>> Begin DATA RECORDS
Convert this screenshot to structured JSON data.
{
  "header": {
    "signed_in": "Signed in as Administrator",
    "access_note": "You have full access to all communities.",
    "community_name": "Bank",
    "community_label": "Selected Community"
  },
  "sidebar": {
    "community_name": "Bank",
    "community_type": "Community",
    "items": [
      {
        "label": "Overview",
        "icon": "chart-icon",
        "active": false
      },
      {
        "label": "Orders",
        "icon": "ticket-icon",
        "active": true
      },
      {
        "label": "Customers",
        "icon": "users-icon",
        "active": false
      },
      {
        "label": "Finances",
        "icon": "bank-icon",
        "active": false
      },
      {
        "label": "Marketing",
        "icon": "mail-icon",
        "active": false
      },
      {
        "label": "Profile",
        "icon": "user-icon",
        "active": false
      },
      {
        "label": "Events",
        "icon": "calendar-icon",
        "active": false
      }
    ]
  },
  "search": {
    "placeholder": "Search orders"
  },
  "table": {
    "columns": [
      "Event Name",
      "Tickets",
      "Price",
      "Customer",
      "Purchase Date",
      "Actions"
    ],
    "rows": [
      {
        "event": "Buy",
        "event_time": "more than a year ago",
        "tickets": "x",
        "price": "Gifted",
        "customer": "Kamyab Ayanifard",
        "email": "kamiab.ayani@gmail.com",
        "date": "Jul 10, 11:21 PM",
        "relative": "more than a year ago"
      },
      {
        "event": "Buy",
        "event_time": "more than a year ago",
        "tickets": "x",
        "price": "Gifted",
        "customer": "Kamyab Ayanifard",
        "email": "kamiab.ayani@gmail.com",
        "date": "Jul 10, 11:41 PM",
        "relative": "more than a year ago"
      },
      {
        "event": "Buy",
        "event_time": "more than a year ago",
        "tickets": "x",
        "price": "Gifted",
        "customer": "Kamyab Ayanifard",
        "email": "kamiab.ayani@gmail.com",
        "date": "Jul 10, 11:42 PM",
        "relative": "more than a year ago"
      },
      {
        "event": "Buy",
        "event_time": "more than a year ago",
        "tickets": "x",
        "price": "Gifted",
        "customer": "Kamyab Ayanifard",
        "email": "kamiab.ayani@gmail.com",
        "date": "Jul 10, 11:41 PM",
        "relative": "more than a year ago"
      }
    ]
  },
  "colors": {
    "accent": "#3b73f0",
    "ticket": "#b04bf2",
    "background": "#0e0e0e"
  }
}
>> End DATA RECORDS
>> Begin DATA RECORDS
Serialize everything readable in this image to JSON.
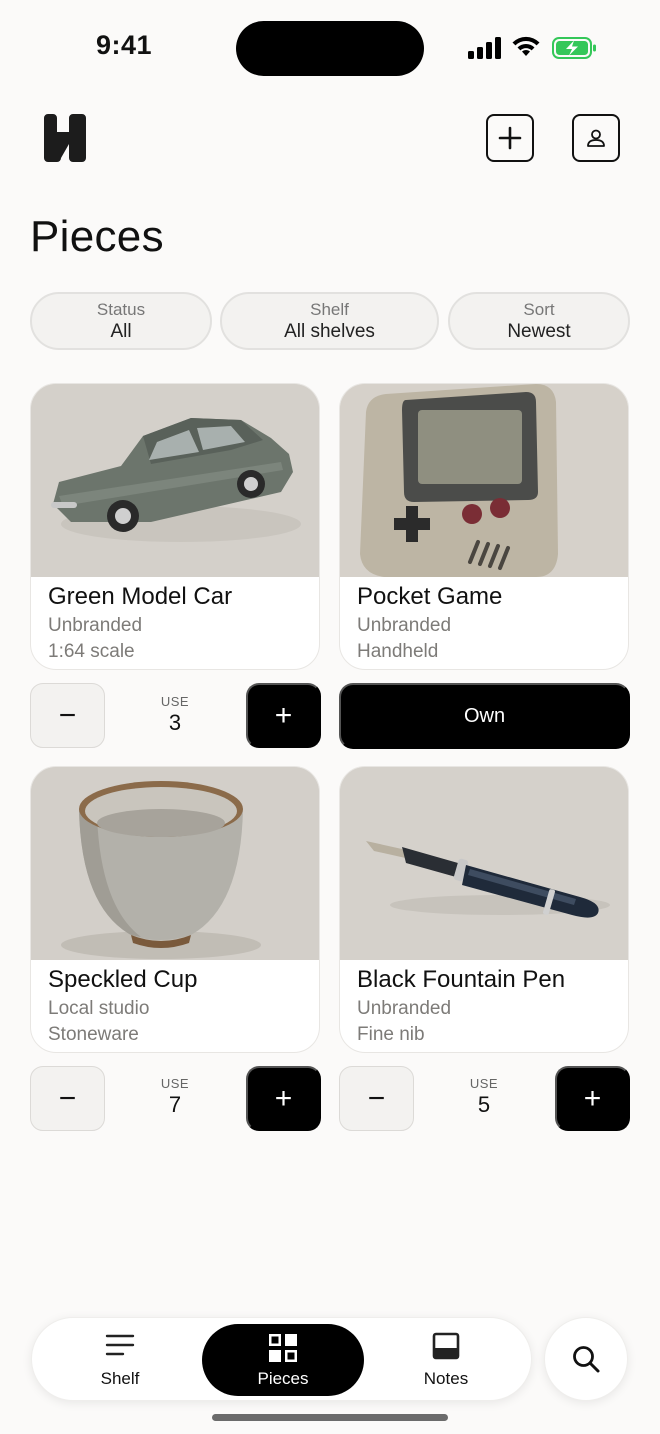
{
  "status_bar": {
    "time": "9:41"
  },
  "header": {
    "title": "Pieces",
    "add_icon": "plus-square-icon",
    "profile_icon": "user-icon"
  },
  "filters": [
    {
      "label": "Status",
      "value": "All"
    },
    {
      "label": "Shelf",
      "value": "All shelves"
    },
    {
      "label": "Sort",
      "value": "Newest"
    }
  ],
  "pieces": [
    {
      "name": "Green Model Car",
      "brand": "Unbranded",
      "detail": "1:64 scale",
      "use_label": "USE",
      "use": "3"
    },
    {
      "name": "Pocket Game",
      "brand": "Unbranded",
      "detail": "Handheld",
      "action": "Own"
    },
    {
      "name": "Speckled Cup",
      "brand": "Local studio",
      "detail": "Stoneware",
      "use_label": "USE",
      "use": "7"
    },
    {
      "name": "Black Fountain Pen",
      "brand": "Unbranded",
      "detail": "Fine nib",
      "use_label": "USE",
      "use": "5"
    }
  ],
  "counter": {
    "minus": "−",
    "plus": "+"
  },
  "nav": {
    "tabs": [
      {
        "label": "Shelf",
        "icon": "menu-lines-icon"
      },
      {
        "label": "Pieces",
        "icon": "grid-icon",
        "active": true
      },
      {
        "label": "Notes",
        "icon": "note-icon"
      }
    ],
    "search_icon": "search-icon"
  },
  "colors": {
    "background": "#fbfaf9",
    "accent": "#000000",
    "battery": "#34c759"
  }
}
>> End DATA RECORDS
◆ **GIVEN EXERCISE**:
In the lines above, find each one with "this" and list it.

◆ **PROBLEM SOLUTION**:
Convert this screenshot to structured JSON data.
Serialize everything readable in this image to JSON.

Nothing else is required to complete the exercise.